**Stated problem:** Copy every line with the string "body" in it.
--- begin ---
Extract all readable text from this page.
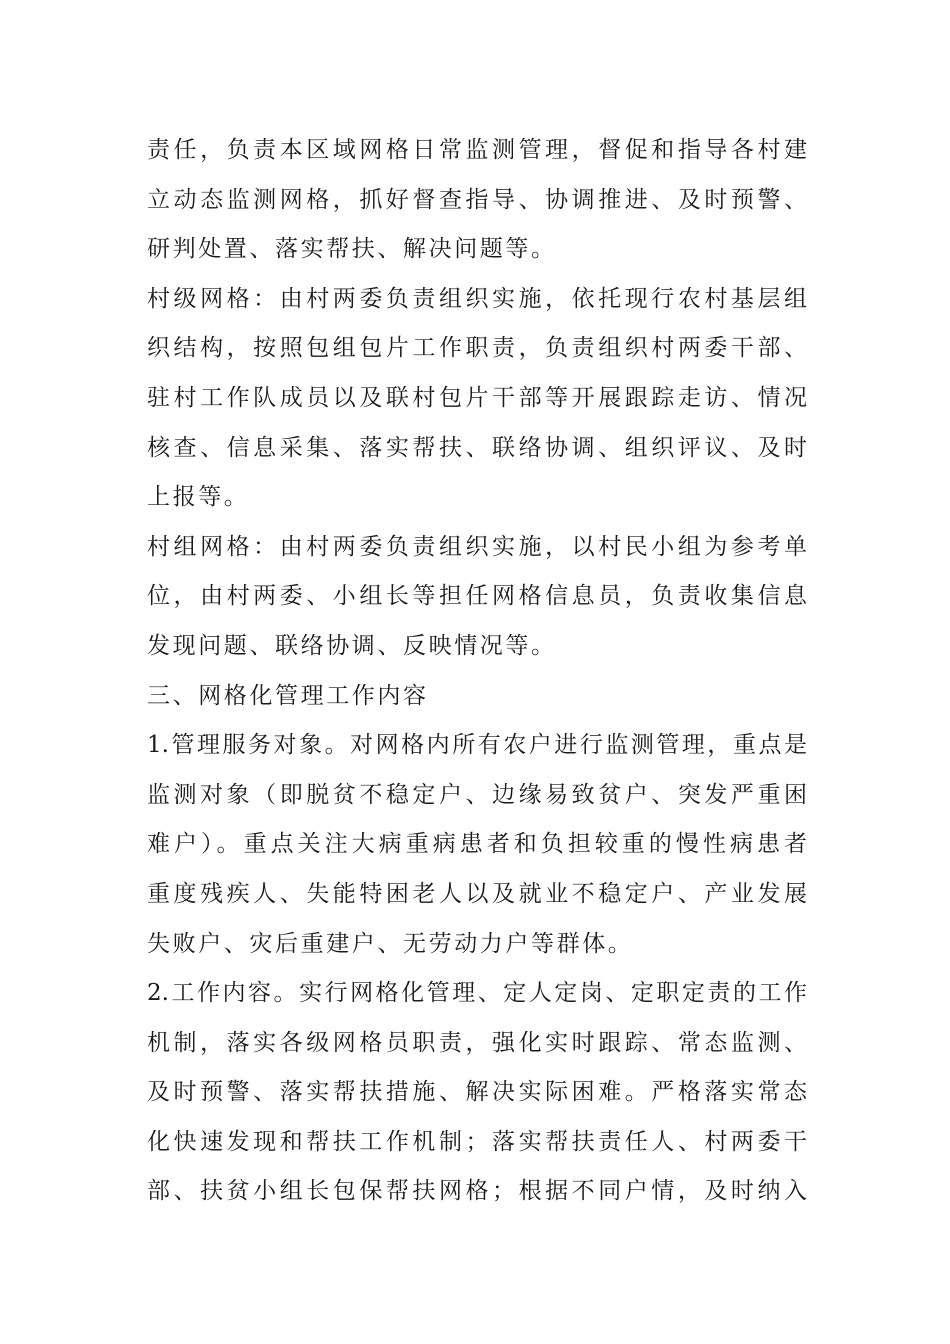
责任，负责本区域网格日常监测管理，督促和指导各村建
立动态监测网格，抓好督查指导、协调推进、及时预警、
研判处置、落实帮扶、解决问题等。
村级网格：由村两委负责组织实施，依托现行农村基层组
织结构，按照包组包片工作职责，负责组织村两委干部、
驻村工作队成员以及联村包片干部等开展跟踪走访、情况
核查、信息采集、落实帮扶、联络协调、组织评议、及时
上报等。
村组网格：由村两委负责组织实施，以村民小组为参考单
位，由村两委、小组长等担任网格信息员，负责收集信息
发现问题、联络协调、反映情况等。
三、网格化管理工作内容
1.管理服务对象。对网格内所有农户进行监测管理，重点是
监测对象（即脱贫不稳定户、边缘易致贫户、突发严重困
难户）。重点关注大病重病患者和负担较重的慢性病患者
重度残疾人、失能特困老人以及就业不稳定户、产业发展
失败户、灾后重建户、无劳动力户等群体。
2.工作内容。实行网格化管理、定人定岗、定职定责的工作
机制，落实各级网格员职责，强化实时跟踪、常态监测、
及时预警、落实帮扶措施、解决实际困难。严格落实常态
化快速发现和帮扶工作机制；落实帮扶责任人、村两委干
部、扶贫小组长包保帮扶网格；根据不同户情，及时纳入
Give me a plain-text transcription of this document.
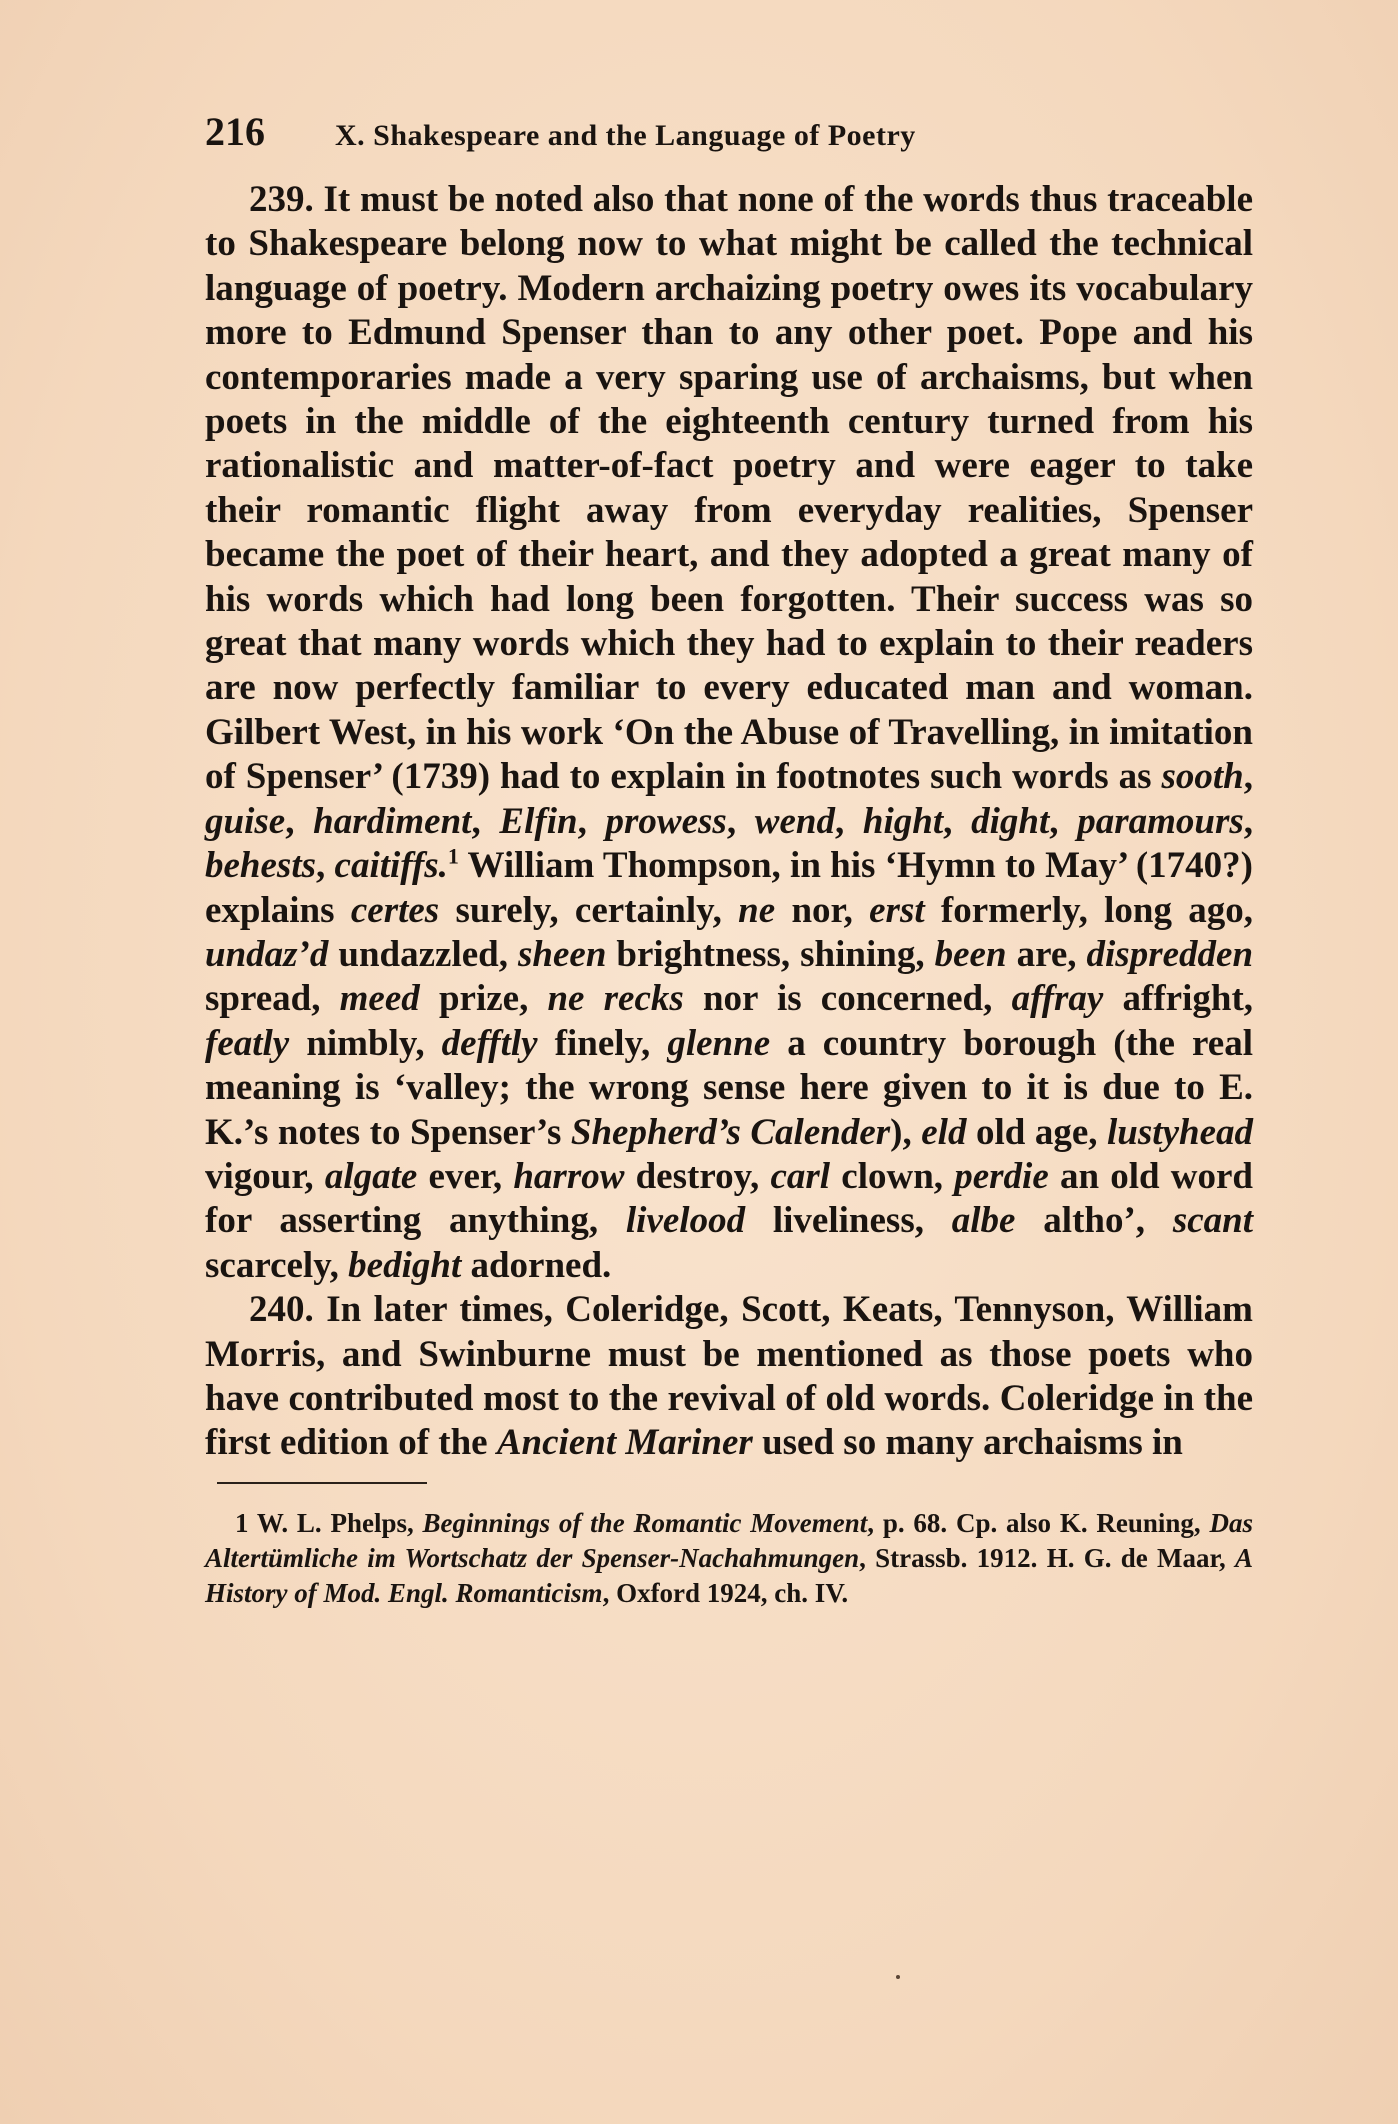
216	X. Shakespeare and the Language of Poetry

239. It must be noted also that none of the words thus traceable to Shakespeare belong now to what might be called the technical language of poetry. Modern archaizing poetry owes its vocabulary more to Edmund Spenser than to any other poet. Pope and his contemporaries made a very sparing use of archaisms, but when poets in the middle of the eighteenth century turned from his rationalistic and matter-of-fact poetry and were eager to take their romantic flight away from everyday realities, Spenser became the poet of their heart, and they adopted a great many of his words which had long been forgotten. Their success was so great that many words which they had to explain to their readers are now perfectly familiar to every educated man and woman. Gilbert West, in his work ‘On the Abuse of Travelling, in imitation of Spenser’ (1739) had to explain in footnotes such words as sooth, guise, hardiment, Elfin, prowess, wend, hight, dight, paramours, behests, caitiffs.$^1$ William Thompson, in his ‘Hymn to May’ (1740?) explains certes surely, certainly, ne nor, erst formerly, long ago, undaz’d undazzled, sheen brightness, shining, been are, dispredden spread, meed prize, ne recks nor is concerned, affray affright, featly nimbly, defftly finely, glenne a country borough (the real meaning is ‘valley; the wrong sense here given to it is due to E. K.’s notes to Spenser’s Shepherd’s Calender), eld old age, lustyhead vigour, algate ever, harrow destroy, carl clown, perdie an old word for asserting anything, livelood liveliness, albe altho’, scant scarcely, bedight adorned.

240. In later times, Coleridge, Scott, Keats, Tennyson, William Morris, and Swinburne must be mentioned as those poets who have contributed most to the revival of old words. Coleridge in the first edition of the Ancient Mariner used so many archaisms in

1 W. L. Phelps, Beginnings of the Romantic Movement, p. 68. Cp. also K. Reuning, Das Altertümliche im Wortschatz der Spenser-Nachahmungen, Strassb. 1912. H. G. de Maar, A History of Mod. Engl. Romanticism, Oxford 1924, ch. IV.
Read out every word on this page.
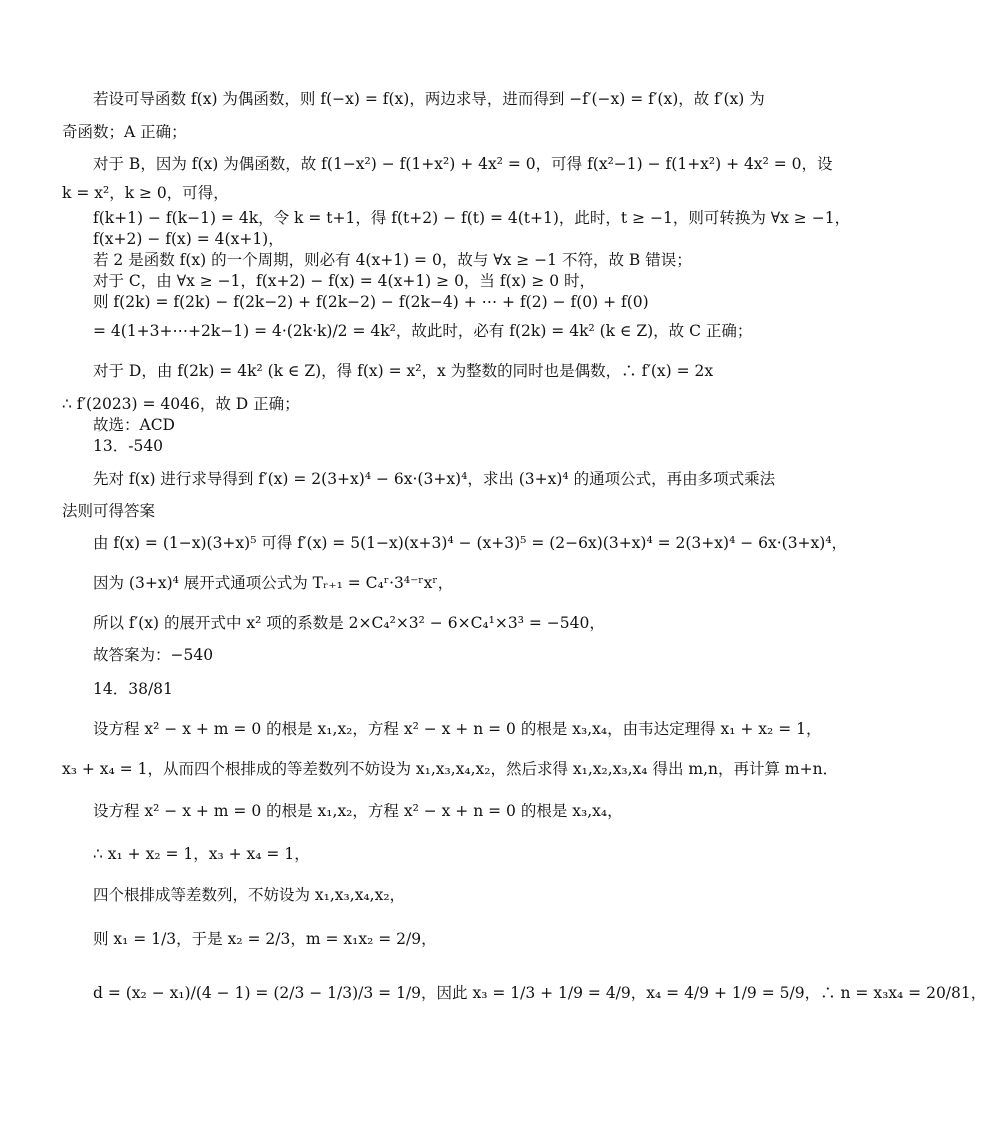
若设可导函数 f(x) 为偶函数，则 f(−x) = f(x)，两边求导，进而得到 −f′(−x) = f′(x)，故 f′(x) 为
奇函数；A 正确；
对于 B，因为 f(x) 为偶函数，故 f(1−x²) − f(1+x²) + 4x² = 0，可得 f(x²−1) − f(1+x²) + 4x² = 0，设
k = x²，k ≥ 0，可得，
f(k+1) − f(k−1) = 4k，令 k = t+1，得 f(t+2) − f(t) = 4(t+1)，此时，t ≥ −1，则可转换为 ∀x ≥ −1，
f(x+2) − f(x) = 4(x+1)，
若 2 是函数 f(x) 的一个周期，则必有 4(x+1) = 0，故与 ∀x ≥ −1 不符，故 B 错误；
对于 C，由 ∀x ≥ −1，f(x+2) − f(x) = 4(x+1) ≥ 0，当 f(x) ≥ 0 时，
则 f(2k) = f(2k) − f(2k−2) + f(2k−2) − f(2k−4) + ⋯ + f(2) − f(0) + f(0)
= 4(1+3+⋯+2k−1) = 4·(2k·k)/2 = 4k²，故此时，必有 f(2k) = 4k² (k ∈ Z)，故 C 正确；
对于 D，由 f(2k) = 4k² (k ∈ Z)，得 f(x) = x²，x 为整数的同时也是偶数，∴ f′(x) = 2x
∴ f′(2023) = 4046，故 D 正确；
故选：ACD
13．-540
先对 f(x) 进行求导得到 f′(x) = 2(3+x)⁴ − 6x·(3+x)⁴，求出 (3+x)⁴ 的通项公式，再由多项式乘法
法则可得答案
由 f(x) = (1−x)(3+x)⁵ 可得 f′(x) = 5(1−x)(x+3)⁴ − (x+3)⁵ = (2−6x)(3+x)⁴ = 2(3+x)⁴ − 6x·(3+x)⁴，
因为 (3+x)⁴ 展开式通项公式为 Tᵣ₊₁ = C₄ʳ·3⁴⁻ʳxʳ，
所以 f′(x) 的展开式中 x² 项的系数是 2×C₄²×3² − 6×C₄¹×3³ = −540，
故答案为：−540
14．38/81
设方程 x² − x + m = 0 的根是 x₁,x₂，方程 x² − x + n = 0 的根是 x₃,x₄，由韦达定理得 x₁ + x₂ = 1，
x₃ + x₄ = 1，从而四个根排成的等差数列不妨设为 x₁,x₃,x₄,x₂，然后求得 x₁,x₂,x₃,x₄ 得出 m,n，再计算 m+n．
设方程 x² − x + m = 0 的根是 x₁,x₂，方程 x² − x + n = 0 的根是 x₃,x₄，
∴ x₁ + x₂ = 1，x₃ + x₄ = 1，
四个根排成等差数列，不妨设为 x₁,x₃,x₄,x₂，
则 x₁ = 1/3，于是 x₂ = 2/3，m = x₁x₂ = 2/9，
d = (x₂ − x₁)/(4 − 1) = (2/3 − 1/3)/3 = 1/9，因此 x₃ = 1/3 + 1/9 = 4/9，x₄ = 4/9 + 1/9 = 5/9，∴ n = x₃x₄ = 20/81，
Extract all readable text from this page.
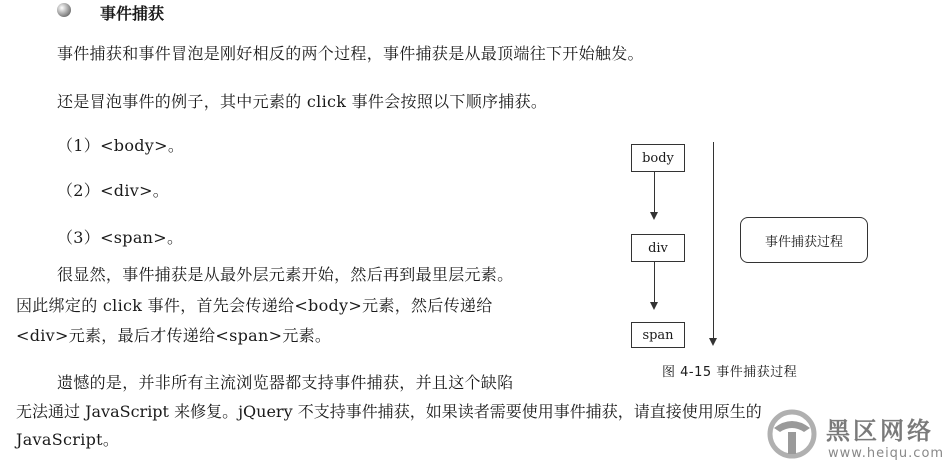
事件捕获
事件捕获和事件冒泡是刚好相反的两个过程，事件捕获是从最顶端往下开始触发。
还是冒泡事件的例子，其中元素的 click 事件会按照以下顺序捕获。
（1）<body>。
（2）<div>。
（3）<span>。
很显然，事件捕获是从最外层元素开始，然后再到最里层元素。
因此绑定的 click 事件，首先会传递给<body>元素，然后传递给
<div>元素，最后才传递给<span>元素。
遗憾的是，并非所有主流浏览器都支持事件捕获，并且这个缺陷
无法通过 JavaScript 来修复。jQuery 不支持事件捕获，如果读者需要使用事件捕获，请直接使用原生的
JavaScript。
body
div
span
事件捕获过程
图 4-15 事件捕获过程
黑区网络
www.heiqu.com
--- end ---
**Full solution:**
（1）<body>。
因此绑定的 click 事件，首先会传递给<body>元素，然后传递给
body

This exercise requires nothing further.